▶ [TASK STATEMENT]:
Repeat the material verbatim. Images are excluded from the copy.

▶ [ENTRIES SUPPLIED]:
□ □ □ □ □

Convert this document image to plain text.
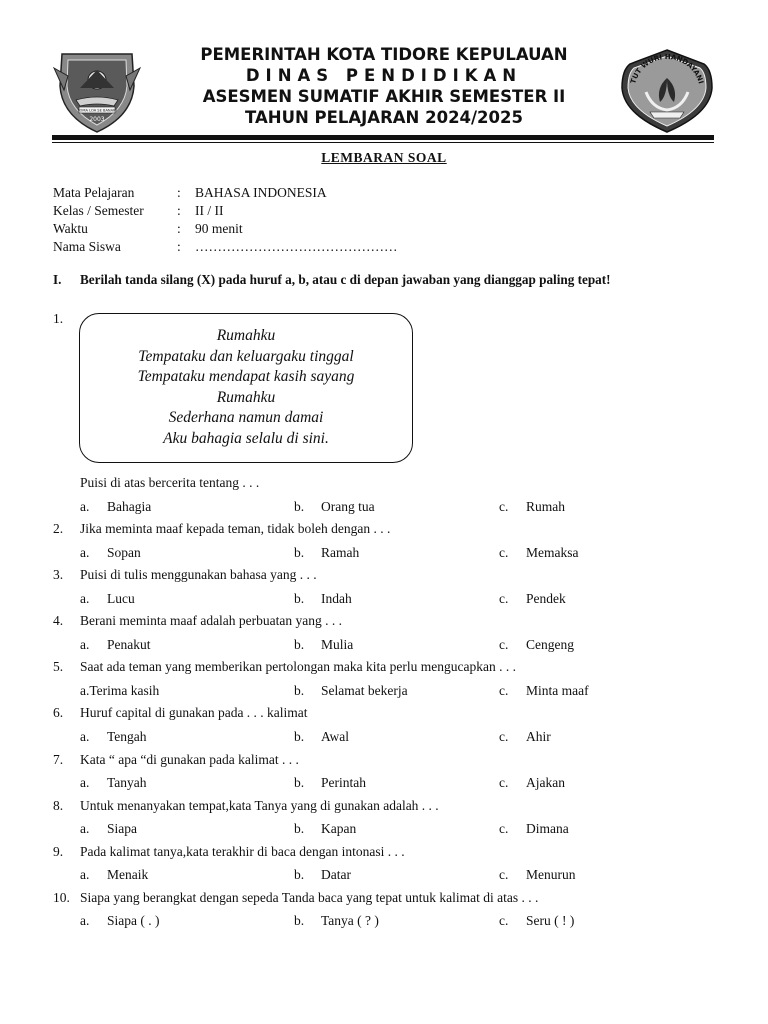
TOMA LOA SE BANARI
2003
PEMERINTAH KOTA TIDORE KEPULAUAN
DINAS PENDIDIKAN
ASESMEN SUMATIF AKHIR SEMESTER II
TAHUN PELAJARAN 2024/2025
TUT WURI HANDAYANI
LEMBARAN SOAL
Mata Pelajaran	: BAHASA INDONESIA
Kelas / Semester : II / II
Waktu	: 90 menit
Nama Siswa	: ………………………………………
I. Berilah tanda silang (X) pada huruf a, b, atau c di depan jawaban yang dianggap paling tepat!
1.
Rumahku
Tempataku dan keluargaku tinggal
Tempataku mendapat kasih sayang
Rumahku
Sederhana namun damai
Aku bahagia selalu di sini.
Puisi di atas bercerita tentang . . .
a. Bahagia	b. Orang tua	c. Rumah
2. Jika meminta maaf kepada teman, tidak boleh dengan . . .
a. Sopan	b. Ramah	c. Memaksa
3. Puisi di tulis menggunakan bahasa yang . . .
a. Lucu	b. Indah	c. Pendek
4. Berani meminta maaf adalah perbuatan yang . . .
a. Penakut	b. Mulia	c. Cengeng
5. Saat ada teman yang memberikan pertolongan maka kita perlu mengucapkan . . .
a.Terima kasih	b. Selamat bekerja	c. Minta maaf
6. Huruf capital di gunakan pada . . . kalimat
a. Tengah	b. Awal	c. Ahir
7. Kata “ apa “di gunakan pada kalimat . . .
a. Tanyah	b. Perintah	c. Ajakan
8. Untuk menanyakan tempat,kata Tanya yang di gunakan adalah . . .
a. Siapa	b. Kapan	c. Dimana
9. Pada kalimat tanya,kata terakhir di baca dengan intonasi . . .
a. Menaik	b. Datar	c. Menurun
10. Siapa yang berangkat dengan sepeda Tanda baca yang tepat untuk kalimat di atas . . .
a. Siapa ( . )	b. Tanya ( ? )	c. Seru ( ! )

□ □ □ □ □

▶ [WRITTEN SOLUTION]:
Convert this document image to plain text.
TOMA LOA SE BANARI
2003
PEMERINTAH KOTA TIDORE KEPULAUAN
DINAS PENDIDIKAN
ASESMEN SUMATIF AKHIR SEMESTER II
TAHUN PELAJARAN 2024/2025
TUT WURI HANDAYANI
LEMBARAN SOAL
Mata Pelajaran	: BAHASA INDONESIA
Kelas / Semester : II / II
Waktu	: 90 menit
Nama Siswa	: ………………………………………
I. Berilah tanda silang (X) pada huruf a, b, atau c di depan jawaban yang dianggap paling tepat!
1.
Rumahku
Tempataku dan keluargaku tinggal
Tempataku mendapat kasih sayang
Rumahku
Sederhana namun damai
Aku bahagia selalu di sini.
Puisi di atas bercerita tentang . . .
a. Bahagia	b. Orang tua	c. Rumah
2. Jika meminta maaf kepada teman, tidak boleh dengan . . .
a. Sopan	b. Ramah	c. Memaksa
3. Puisi di tulis menggunakan bahasa yang . . .
a. Lucu	b. Indah	c. Pendek
4. Berani meminta maaf adalah perbuatan yang . . .
a. Penakut	b. Mulia	c. Cengeng
5. Saat ada teman yang memberikan pertolongan maka kita perlu mengucapkan . . .
a.Terima kasih	b. Selamat bekerja	c. Minta maaf
6. Huruf capital di gunakan pada . . . kalimat
a. Tengah	b. Awal	c. Ahir
7. Kata “ apa “di gunakan pada kalimat . . .
a. Tanyah	b. Perintah	c. Ajakan
8. Untuk menanyakan tempat,kata Tanya yang di gunakan adalah . . .
a. Siapa	b. Kapan	c. Dimana
9. Pada kalimat tanya,kata terakhir di baca dengan intonasi . . .
a. Menaik	b. Datar	c. Menurun
10. Siapa yang berangkat dengan sepeda Tanda baca yang tepat untuk kalimat di atas . . .
a. Siapa ( . )	b. Tanya ( ? )	c. Seru ( ! )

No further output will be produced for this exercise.